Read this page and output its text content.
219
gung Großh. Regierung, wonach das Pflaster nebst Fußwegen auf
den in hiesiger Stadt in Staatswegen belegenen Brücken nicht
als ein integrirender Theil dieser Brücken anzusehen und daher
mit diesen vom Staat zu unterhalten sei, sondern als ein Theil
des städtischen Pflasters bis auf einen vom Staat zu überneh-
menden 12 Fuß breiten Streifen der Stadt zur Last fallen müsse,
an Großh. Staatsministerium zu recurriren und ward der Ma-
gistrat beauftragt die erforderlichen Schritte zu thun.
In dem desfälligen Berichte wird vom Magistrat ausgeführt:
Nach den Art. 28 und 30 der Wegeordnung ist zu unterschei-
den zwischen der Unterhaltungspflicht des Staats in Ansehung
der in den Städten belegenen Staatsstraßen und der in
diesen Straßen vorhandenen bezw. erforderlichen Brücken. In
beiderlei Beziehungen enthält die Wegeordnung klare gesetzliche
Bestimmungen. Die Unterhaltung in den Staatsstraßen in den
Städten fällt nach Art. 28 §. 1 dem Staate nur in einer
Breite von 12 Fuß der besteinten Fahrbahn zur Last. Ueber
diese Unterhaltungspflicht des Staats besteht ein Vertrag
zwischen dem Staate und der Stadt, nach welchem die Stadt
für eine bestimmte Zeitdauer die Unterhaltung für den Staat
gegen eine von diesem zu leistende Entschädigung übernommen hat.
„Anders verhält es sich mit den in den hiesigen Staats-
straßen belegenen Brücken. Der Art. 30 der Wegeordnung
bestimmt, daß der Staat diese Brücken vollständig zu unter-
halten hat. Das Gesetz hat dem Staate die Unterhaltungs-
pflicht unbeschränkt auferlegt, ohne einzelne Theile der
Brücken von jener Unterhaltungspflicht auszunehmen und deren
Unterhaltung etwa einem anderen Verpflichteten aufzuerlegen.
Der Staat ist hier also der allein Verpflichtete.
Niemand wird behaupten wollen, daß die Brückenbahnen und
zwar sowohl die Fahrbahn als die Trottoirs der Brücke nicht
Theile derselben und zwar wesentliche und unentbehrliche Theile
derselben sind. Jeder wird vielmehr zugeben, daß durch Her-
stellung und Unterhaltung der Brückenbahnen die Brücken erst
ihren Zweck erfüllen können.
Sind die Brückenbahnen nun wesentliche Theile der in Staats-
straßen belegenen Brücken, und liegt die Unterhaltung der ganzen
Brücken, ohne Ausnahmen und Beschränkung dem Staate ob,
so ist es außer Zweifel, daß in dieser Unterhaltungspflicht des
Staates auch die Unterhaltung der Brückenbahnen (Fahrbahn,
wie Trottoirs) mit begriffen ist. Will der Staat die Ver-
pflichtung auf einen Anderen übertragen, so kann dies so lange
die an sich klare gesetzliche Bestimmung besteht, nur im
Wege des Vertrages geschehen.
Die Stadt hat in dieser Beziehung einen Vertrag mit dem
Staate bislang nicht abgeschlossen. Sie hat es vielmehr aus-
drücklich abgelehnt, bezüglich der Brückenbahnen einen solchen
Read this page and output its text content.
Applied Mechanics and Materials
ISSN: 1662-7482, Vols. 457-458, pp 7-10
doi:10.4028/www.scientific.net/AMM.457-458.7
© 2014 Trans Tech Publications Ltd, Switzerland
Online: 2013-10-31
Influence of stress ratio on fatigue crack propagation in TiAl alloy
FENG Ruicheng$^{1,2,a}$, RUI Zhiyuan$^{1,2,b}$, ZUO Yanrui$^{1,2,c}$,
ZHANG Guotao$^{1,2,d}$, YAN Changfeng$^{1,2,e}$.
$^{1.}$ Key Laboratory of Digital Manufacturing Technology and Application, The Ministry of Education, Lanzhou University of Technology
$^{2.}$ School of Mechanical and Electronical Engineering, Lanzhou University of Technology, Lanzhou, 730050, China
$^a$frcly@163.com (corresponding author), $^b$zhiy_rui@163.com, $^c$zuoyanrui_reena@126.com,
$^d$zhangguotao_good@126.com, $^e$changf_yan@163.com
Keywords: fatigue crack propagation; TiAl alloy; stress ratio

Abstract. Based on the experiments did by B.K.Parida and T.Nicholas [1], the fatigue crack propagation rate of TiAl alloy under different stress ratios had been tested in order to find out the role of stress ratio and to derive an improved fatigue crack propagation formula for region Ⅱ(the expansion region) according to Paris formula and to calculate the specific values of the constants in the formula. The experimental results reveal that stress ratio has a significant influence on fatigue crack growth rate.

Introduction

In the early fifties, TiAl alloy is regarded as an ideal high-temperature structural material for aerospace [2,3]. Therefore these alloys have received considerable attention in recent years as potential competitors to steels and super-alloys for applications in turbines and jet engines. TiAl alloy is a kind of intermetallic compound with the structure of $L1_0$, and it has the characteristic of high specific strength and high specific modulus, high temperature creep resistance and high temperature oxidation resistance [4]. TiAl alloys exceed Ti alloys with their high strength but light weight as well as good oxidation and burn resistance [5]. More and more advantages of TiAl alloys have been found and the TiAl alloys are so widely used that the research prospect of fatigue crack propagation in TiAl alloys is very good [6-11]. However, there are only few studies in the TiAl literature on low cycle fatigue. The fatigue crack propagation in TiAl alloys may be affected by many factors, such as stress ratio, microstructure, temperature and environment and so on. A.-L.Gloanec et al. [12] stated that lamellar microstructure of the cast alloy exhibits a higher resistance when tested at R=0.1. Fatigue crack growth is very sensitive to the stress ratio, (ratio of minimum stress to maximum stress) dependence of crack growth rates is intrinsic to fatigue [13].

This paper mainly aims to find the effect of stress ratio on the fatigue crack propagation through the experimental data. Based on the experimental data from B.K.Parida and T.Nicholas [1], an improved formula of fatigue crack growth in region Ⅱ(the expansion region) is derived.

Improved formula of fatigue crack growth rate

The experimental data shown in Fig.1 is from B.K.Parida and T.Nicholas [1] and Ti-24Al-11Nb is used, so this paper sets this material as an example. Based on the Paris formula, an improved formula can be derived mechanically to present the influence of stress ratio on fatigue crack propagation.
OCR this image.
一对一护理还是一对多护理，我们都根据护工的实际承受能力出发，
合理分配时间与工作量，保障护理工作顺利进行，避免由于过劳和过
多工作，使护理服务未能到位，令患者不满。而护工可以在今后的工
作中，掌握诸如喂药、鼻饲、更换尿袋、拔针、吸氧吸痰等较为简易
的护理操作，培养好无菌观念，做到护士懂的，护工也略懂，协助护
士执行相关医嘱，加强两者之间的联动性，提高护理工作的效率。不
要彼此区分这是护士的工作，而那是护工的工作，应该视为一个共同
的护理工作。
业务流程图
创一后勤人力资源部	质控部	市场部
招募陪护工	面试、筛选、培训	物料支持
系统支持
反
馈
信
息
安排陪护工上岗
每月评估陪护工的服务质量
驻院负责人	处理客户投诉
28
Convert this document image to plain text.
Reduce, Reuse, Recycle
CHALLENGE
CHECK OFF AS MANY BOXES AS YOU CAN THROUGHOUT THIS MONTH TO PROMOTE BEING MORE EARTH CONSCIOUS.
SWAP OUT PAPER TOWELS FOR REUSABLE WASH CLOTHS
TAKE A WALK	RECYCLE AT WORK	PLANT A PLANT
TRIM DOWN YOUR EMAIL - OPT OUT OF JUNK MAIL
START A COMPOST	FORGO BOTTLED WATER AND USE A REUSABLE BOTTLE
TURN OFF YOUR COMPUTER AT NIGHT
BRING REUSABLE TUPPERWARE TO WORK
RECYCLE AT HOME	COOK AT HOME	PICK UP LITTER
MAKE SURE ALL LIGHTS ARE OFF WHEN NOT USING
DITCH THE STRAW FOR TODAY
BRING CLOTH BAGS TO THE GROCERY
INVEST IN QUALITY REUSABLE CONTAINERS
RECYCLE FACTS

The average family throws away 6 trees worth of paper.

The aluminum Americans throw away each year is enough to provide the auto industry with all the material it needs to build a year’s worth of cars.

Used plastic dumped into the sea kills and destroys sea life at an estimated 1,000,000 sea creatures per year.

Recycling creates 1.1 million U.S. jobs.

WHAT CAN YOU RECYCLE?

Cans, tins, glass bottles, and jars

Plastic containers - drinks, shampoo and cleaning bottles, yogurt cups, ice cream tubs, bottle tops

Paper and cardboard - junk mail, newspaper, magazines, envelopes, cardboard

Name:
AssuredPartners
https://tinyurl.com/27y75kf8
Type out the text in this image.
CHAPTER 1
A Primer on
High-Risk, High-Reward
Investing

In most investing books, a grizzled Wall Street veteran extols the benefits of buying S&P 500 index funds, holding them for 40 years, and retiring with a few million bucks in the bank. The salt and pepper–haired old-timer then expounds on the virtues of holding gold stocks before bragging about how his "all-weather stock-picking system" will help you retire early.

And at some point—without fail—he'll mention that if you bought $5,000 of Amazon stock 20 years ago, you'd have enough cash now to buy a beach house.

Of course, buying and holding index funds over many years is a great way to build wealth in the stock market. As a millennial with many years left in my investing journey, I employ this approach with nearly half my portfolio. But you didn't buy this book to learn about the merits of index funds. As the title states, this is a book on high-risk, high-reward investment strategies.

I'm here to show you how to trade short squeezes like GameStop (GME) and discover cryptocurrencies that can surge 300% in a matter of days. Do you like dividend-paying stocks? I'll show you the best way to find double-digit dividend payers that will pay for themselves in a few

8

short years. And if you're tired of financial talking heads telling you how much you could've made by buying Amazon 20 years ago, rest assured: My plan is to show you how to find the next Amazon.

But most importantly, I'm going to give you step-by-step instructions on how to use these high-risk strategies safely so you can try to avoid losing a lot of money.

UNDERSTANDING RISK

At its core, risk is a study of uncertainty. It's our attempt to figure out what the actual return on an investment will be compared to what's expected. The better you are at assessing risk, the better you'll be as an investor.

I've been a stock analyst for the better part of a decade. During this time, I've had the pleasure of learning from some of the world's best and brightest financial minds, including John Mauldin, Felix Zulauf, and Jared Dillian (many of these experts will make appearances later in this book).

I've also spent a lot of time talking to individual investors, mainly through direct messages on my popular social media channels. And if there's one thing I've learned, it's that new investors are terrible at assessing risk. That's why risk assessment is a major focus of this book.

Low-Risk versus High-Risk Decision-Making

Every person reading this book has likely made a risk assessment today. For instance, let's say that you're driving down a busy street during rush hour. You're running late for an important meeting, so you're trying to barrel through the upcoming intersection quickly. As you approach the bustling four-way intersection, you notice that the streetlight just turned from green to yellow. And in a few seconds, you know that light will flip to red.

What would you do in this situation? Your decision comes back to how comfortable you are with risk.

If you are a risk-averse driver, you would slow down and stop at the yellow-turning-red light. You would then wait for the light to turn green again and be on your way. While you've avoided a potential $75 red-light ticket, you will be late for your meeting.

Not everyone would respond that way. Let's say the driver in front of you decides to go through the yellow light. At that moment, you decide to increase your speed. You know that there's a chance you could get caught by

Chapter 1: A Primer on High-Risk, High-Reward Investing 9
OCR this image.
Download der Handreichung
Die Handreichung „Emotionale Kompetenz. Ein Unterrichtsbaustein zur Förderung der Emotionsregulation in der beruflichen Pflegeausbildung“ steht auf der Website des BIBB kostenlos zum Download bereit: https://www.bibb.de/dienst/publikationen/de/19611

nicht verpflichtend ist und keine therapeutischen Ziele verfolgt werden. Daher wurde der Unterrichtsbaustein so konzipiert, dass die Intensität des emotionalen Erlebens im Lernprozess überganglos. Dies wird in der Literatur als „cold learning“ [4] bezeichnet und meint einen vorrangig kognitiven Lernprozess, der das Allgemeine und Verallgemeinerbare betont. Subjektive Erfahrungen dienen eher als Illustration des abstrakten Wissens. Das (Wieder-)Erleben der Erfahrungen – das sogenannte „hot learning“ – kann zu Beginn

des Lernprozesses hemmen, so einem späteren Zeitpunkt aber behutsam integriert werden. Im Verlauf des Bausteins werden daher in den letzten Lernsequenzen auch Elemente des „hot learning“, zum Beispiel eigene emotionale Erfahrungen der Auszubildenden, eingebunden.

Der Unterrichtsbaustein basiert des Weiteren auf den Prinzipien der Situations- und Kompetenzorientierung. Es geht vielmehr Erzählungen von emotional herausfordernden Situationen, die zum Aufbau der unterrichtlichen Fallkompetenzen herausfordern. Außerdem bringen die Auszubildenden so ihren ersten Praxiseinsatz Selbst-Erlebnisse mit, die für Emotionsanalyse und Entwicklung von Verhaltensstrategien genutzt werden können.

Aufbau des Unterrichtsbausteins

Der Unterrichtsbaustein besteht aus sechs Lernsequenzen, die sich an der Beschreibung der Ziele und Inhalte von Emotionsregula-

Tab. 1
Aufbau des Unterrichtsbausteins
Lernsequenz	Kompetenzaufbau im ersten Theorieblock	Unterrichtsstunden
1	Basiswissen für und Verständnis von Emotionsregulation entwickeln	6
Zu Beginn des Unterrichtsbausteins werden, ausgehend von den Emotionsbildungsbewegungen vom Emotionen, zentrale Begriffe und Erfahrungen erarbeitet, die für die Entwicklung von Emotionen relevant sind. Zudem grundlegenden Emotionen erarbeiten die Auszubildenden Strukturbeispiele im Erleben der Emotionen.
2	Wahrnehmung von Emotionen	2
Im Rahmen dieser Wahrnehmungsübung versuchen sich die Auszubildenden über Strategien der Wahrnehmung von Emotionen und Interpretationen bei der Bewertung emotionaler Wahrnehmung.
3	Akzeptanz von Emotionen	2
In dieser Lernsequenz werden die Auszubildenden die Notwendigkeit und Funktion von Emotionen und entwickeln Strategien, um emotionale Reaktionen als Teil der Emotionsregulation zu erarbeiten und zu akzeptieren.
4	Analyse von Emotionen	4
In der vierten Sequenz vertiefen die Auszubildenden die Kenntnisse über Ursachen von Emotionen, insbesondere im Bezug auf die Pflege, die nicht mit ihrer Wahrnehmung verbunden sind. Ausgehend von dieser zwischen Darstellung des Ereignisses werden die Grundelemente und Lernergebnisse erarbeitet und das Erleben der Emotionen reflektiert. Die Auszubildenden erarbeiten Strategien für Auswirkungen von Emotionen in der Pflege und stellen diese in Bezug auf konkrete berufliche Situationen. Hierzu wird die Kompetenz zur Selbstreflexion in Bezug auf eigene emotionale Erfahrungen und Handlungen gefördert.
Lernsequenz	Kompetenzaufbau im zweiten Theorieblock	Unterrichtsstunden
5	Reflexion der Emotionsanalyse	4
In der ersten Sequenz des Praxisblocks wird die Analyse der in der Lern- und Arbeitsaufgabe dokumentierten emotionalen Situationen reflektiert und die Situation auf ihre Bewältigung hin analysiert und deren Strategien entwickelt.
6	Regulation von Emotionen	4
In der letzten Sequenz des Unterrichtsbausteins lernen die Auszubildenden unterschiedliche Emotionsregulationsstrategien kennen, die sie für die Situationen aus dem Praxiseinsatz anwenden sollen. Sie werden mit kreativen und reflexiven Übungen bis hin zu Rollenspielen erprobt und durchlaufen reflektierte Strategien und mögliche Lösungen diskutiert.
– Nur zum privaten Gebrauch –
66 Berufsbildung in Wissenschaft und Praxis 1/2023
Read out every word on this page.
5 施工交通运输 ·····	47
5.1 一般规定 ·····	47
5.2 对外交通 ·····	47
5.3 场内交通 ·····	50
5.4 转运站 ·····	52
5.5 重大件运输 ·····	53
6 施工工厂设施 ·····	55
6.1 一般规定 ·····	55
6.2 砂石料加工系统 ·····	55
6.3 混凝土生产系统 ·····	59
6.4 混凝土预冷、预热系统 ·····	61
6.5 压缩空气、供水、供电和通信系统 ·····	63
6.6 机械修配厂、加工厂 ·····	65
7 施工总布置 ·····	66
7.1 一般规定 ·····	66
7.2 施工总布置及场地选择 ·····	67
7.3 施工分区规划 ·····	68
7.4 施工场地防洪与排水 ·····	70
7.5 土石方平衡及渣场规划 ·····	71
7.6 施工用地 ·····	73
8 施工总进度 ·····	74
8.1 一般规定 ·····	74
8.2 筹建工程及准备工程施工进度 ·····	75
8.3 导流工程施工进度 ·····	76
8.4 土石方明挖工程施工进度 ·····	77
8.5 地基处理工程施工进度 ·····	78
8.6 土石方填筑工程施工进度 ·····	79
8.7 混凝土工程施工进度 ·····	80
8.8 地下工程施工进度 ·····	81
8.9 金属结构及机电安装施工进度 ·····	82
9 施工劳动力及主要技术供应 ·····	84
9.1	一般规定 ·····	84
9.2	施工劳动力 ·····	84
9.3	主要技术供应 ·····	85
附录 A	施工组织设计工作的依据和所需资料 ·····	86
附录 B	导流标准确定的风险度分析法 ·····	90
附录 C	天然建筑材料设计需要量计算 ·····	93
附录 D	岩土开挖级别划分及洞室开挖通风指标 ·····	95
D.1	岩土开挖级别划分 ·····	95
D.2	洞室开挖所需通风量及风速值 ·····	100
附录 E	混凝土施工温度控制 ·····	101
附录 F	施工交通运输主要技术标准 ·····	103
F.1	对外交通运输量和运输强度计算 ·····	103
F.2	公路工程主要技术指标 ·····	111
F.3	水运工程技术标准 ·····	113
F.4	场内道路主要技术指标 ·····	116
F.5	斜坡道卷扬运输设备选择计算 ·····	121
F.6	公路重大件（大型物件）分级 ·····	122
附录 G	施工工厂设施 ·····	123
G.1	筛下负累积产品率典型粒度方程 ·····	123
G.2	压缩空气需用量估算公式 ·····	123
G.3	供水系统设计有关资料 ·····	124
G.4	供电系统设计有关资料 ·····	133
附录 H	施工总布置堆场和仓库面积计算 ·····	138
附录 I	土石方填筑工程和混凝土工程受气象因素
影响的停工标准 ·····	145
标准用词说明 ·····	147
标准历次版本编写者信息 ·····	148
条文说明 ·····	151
········
> PROBLEM DESCRIPTION:
Copy out each line of the records where the string "short" appears.

> SOLVED EXERCISE:
I'm here to show you how to trade short squeezes like GameStop (GME) and discover cryptocurrencies that can surge 300% in a matter of days. Do you like dividend-paying stocks? I'll show you the best way to find double-digit dividend payers that will pay for themselves in a few
short years. And if you're tired of financial talking heads telling you how much you could've made by buying Amazon 20 years ago, rest assured: My plan is to show you how to find the next Amazon.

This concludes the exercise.